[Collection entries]
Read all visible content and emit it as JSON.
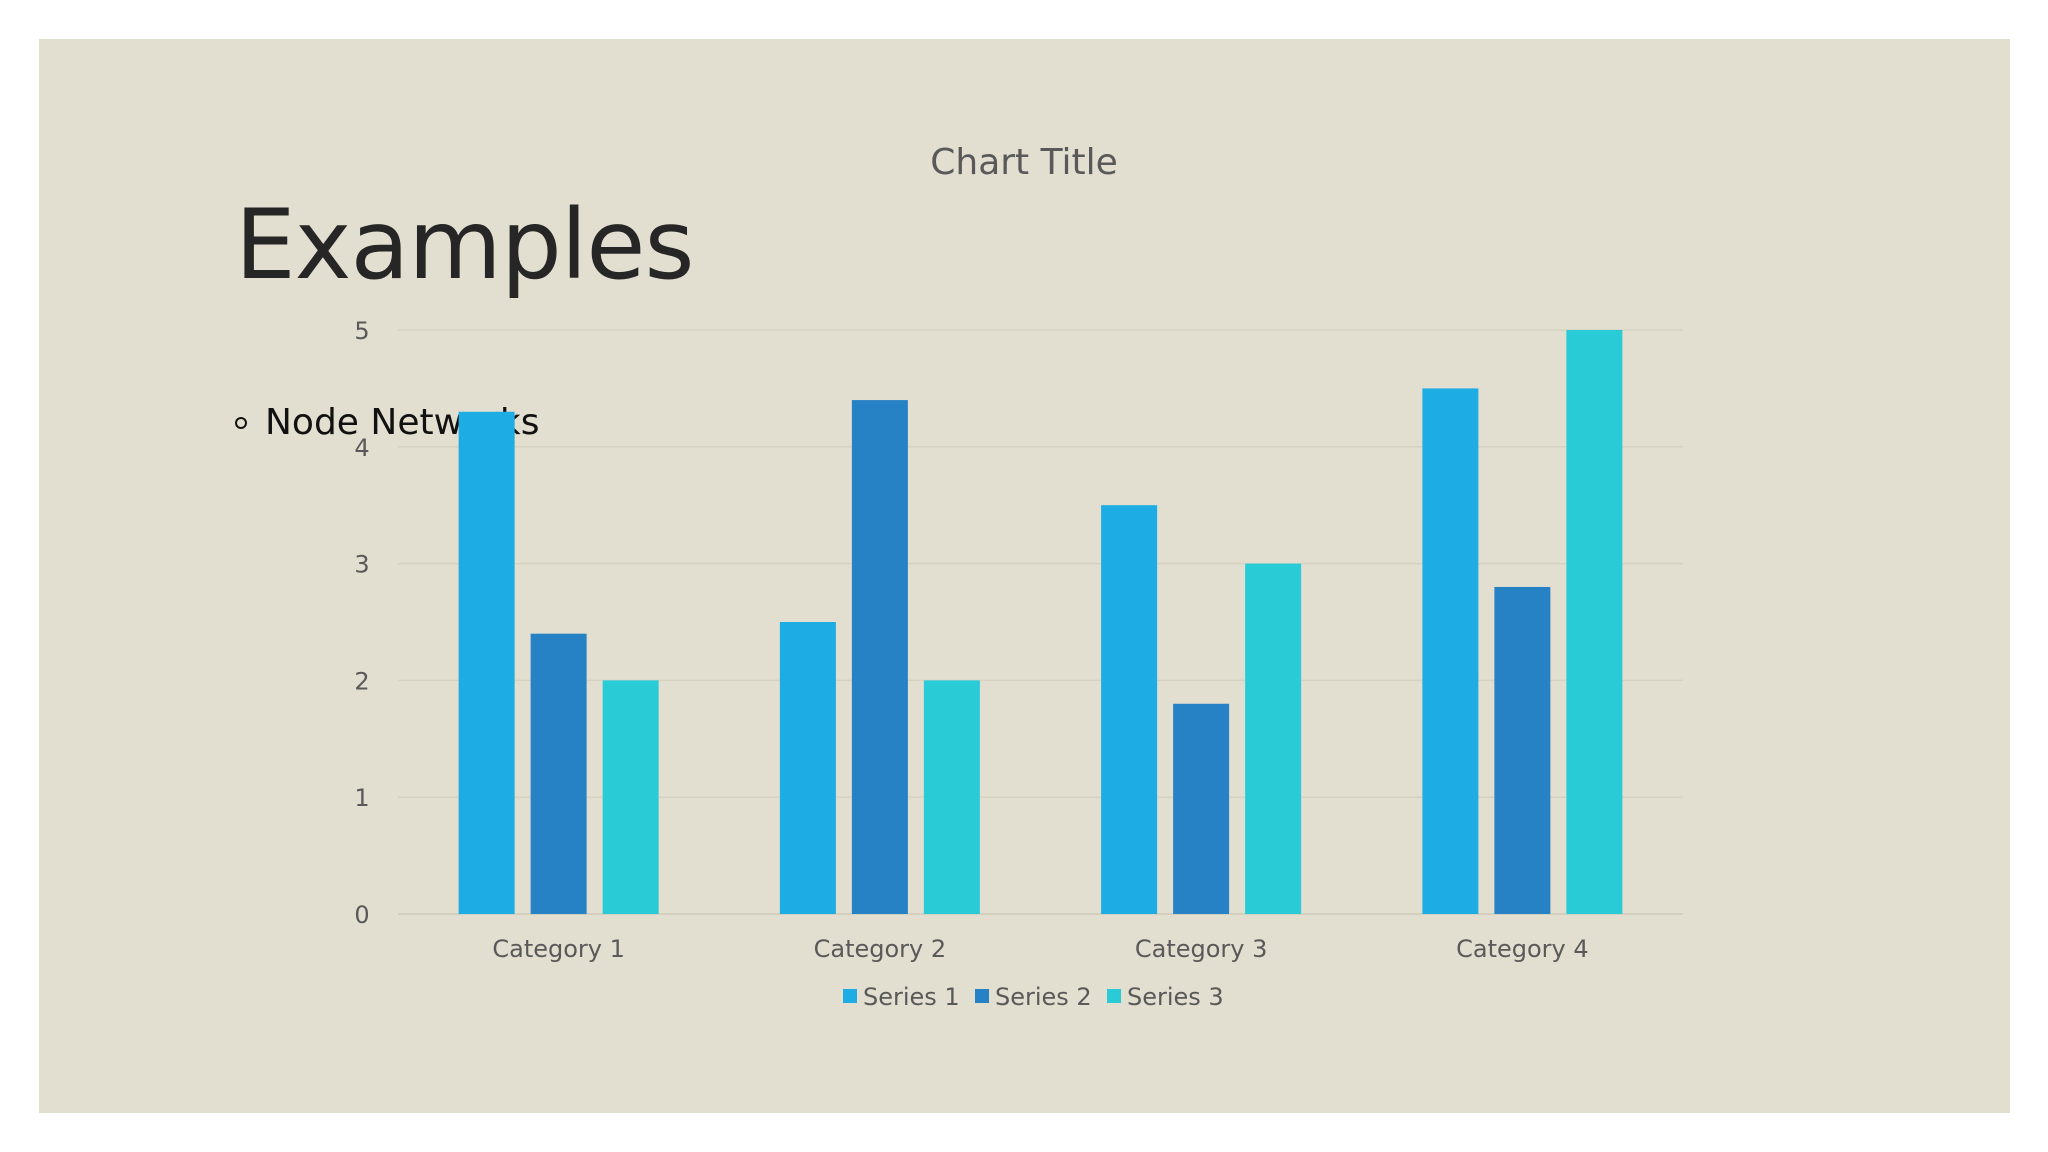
{
  "slide": {
    "title": "Examples",
    "bullets": [
      "Node Networks"
    ]
  },
  "colors": {
    "background": "#e2dfd0",
    "series": [
      "#1eace4",
      "#2682c5",
      "#28cbd6"
    ]
  },
  "chart_data": {
    "type": "bar",
    "title": "Chart Title",
    "categories": [
      "Category 1",
      "Category 2",
      "Category 3",
      "Category 4"
    ],
    "series": [
      {
        "name": "Series 1",
        "values": [
          4.3,
          2.5,
          3.5,
          4.5
        ]
      },
      {
        "name": "Series 2",
        "values": [
          2.4,
          4.4,
          1.8,
          2.8
        ]
      },
      {
        "name": "Series 3",
        "values": [
          2,
          2,
          3,
          5
        ]
      }
    ],
    "yticks": [
      "0",
      "1",
      "2",
      "3",
      "4",
      "5"
    ],
    "ylim": [
      0,
      5
    ],
    "xlabel": "",
    "ylabel": "",
    "grid": true,
    "legend": "bottom"
  }
}
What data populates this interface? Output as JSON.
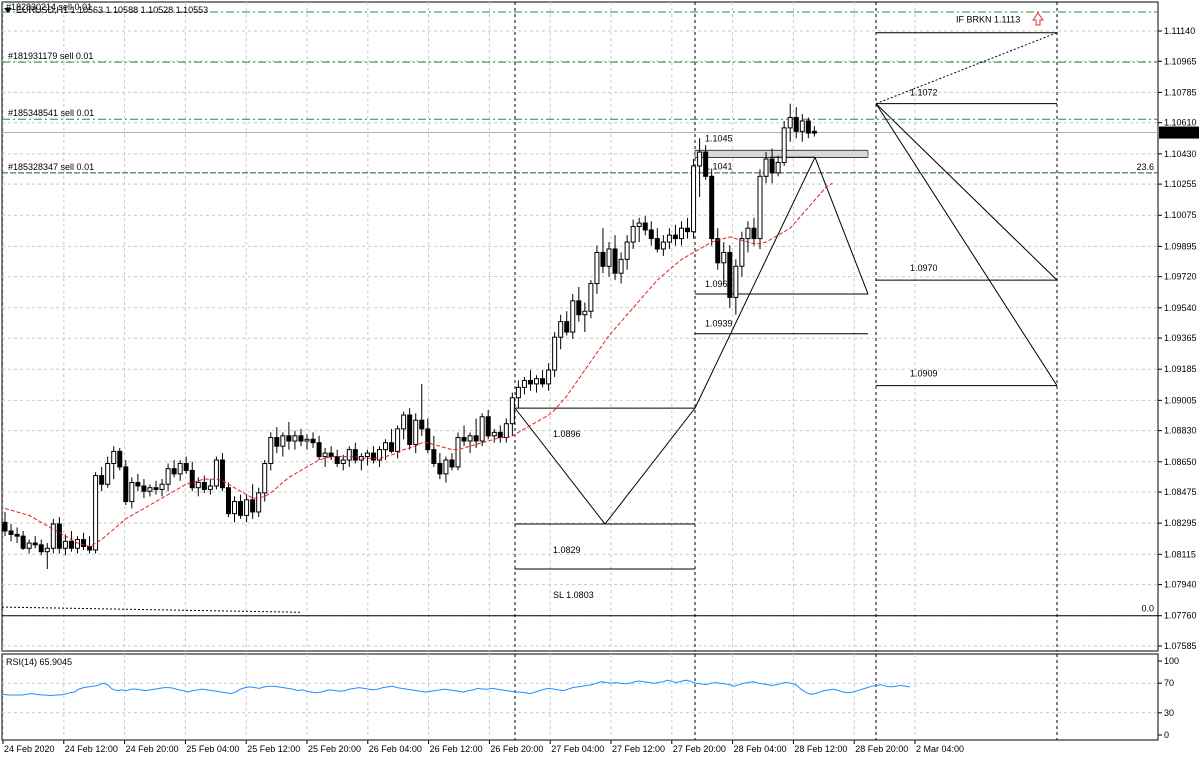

[SHORT EXERCISE] Where a line above includes "Category", copy that line.

[EXERCISE RESULT]
      "Category 1",
      "Category 2",
      "Category 3",
      "Category 4"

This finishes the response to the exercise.